# REQUEST
Every entry that follows should be reproduced exactly.

# Records from a dataset
********

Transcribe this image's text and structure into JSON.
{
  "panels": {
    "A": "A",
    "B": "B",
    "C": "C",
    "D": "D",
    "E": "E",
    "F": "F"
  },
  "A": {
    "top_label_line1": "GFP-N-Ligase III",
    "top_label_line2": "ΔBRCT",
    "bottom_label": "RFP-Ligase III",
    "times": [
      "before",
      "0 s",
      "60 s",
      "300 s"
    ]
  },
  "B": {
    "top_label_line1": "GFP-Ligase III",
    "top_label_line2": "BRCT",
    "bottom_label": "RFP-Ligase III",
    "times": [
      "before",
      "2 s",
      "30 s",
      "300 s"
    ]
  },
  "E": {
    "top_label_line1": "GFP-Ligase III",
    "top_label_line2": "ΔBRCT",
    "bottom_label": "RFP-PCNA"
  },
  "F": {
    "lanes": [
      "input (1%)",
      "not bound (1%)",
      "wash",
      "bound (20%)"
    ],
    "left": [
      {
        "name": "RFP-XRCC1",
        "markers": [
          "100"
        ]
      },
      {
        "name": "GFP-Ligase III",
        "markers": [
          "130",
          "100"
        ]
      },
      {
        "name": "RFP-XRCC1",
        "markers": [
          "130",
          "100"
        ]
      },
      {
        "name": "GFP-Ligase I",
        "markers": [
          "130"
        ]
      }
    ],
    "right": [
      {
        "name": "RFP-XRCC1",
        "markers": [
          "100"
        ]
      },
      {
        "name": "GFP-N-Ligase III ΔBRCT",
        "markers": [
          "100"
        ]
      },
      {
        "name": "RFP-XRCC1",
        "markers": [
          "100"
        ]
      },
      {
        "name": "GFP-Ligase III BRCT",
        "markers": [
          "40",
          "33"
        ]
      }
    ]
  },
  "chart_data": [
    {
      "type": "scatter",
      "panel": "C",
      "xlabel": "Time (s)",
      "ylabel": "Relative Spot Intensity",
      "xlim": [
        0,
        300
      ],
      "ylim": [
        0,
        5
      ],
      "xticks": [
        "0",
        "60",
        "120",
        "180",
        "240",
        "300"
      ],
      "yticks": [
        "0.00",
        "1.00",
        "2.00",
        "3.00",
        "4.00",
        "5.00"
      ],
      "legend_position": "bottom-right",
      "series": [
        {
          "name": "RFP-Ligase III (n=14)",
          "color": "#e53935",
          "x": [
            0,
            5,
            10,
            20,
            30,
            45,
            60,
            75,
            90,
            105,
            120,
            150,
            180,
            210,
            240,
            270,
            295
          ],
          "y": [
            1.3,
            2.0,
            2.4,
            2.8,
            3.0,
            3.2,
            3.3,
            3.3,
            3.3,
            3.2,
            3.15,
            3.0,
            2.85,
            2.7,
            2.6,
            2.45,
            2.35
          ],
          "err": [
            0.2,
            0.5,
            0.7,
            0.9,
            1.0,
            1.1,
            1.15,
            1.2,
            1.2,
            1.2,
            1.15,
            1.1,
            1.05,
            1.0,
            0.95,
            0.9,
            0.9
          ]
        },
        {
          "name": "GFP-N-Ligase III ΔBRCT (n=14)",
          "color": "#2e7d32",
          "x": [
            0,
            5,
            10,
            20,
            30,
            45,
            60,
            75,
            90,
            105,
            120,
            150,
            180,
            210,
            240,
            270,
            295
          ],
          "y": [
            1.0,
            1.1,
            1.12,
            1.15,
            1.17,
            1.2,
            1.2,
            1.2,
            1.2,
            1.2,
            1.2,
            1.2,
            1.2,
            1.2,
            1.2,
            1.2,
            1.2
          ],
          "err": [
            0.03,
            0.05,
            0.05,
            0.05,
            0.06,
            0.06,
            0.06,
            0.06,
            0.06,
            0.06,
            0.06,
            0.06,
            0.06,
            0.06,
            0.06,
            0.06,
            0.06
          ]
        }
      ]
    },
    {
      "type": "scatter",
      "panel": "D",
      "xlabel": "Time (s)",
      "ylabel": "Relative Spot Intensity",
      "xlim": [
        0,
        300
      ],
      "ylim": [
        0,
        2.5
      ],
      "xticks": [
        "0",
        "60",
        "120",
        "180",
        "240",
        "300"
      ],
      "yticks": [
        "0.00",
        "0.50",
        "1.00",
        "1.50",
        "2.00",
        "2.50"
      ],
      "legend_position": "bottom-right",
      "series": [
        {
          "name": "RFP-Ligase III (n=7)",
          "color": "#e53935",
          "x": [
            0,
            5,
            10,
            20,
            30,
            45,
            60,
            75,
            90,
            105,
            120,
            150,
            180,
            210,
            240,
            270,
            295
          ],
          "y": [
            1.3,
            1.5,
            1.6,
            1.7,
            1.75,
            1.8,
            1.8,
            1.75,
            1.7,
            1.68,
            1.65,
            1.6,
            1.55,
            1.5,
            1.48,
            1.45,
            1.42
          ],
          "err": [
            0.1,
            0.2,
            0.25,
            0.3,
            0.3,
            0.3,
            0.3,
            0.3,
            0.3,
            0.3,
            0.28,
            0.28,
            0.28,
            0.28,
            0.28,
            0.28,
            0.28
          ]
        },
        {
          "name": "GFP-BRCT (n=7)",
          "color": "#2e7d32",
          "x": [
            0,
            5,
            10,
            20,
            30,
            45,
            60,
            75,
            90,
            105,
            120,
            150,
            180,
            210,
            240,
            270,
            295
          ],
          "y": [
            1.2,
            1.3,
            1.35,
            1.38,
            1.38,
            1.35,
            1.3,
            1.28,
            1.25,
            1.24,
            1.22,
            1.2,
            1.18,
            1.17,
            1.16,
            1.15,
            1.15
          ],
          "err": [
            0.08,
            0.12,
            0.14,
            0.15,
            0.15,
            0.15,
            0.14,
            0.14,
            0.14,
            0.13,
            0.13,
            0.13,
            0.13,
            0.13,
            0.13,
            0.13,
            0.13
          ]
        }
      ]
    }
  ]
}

********

# ANSWER FOR THIS EXERCISE
Transcribe this image's text and structure into JSON.
{
  "panels": {
    "A": "A",
    "B": "B",
    "C": "C",
    "D": "D",
    "E": "E",
    "F": "F"
  },
  "A": {
    "top_label_line1": "GFP-N-Ligase III",
    "top_label_line2": "ΔBRCT",
    "bottom_label": "RFP-Ligase III",
    "times": [
      "before",
      "0 s",
      "60 s",
      "300 s"
    ]
  },
  "B": {
    "top_label_line1": "GFP-Ligase III",
    "top_label_line2": "BRCT",
    "bottom_label": "RFP-Ligase III",
    "times": [
      "before",
      "2 s",
      "30 s",
      "300 s"
    ]
  },
  "E": {
    "top_label_line1": "GFP-Ligase III",
    "top_label_line2": "ΔBRCT",
    "bottom_label": "RFP-PCNA"
  },
  "F": {
    "lanes": [
      "input (1%)",
      "not bound (1%)",
      "wash",
      "bound (20%)"
    ],
    "left": [
      {
        "name": "RFP-XRCC1",
        "markers": [
          "100"
        ]
      },
      {
        "name": "GFP-Ligase III",
        "markers": [
          "130",
          "100"
        ]
      },
      {
        "name": "RFP-XRCC1",
        "markers": [
          "130",
          "100"
        ]
      },
      {
        "name": "GFP-Ligase I",
        "markers": [
          "130"
        ]
      }
    ],
    "right": [
      {
        "name": "RFP-XRCC1",
        "markers": [
          "100"
        ]
      },
      {
        "name": "GFP-N-Ligase III ΔBRCT",
        "markers": [
          "100"
        ]
      },
      {
        "name": "RFP-XRCC1",
        "markers": [
          "100"
        ]
      },
      {
        "name": "GFP-Ligase III BRCT",
        "markers": [
          "40",
          "33"
        ]
      }
    ]
  },
  "chart_data": [
    {
      "type": "scatter",
      "panel": "C",
      "xlabel": "Time (s)",
      "ylabel": "Relative Spot Intensity",
      "xlim": [
        0,
        300
      ],
      "ylim": [
        0,
        5
      ],
      "xticks": [
        "0",
        "60",
        "120",
        "180",
        "240",
        "300"
      ],
      "yticks": [
        "0.00",
        "1.00",
        "2.00",
        "3.00",
        "4.00",
        "5.00"
      ],
      "legend_position": "bottom-right",
      "series": [
        {
          "name": "RFP-Ligase III (n=14)",
          "color": "#e53935",
          "x": [
            0,
            5,
            10,
            20,
            30,
            45,
            60,
            75,
            90,
            105,
            120,
            150,
            180,
            210,
            240,
            270,
            295
          ],
          "y": [
            1.3,
            2.0,
            2.4,
            2.8,
            3.0,
            3.2,
            3.3,
            3.3,
            3.3,
            3.2,
            3.15,
            3.0,
            2.85,
            2.7,
            2.6,
            2.45,
            2.35
          ],
          "err": [
            0.2,
            0.5,
            0.7,
            0.9,
            1.0,
            1.1,
            1.15,
            1.2,
            1.2,
            1.2,
            1.15,
            1.1,
            1.05,
            1.0,
            0.95,
            0.9,
            0.9
          ]
        },
        {
          "name": "GFP-N-Ligase III ΔBRCT (n=14)",
          "color": "#2e7d32",
          "x": [
            0,
            5,
            10,
            20,
            30,
            45,
            60,
            75,
            90,
            105,
            120,
            150,
            180,
            210,
            240,
            270,
            295
          ],
          "y": [
            1.0,
            1.1,
            1.12,
            1.15,
            1.17,
            1.2,
            1.2,
            1.2,
            1.2,
            1.2,
            1.2,
            1.2,
            1.2,
            1.2,
            1.2,
            1.2,
            1.2
          ],
          "err": [
            0.03,
            0.05,
            0.05,
            0.05,
            0.06,
            0.06,
            0.06,
            0.06,
            0.06,
            0.06,
            0.06,
            0.06,
            0.06,
            0.06,
            0.06,
            0.06,
            0.06
          ]
        }
      ]
    },
    {
      "type": "scatter",
      "panel": "D",
      "xlabel": "Time (s)",
      "ylabel": "Relative Spot Intensity",
      "xlim": [
        0,
        300
      ],
      "ylim": [
        0,
        2.5
      ],
      "xticks": [
        "0",
        "60",
        "120",
        "180",
        "240",
        "300"
      ],
      "yticks": [
        "0.00",
        "0.50",
        "1.00",
        "1.50",
        "2.00",
        "2.50"
      ],
      "legend_position": "bottom-right",
      "series": [
        {
          "name": "RFP-Ligase III (n=7)",
          "color": "#e53935",
          "x": [
            0,
            5,
            10,
            20,
            30,
            45,
            60,
            75,
            90,
            105,
            120,
            150,
            180,
            210,
            240,
            270,
            295
          ],
          "y": [
            1.3,
            1.5,
            1.6,
            1.7,
            1.75,
            1.8,
            1.8,
            1.75,
            1.7,
            1.68,
            1.65,
            1.6,
            1.55,
            1.5,
            1.48,
            1.45,
            1.42
          ],
          "err": [
            0.1,
            0.2,
            0.25,
            0.3,
            0.3,
            0.3,
            0.3,
            0.3,
            0.3,
            0.3,
            0.28,
            0.28,
            0.28,
            0.28,
            0.28,
            0.28,
            0.28
          ]
        },
        {
          "name": "GFP-BRCT (n=7)",
          "color": "#2e7d32",
          "x": [
            0,
            5,
            10,
            20,
            30,
            45,
            60,
            75,
            90,
            105,
            120,
            150,
            180,
            210,
            240,
            270,
            295
          ],
          "y": [
            1.2,
            1.3,
            1.35,
            1.38,
            1.38,
            1.35,
            1.3,
            1.28,
            1.25,
            1.24,
            1.22,
            1.2,
            1.18,
            1.17,
            1.16,
            1.15,
            1.15
          ],
          "err": [
            0.08,
            0.12,
            0.14,
            0.15,
            0.15,
            0.15,
            0.14,
            0.14,
            0.14,
            0.13,
            0.13,
            0.13,
            0.13,
            0.13,
            0.13,
            0.13,
            0.13
          ]
        }
      ]
    }
  ]
}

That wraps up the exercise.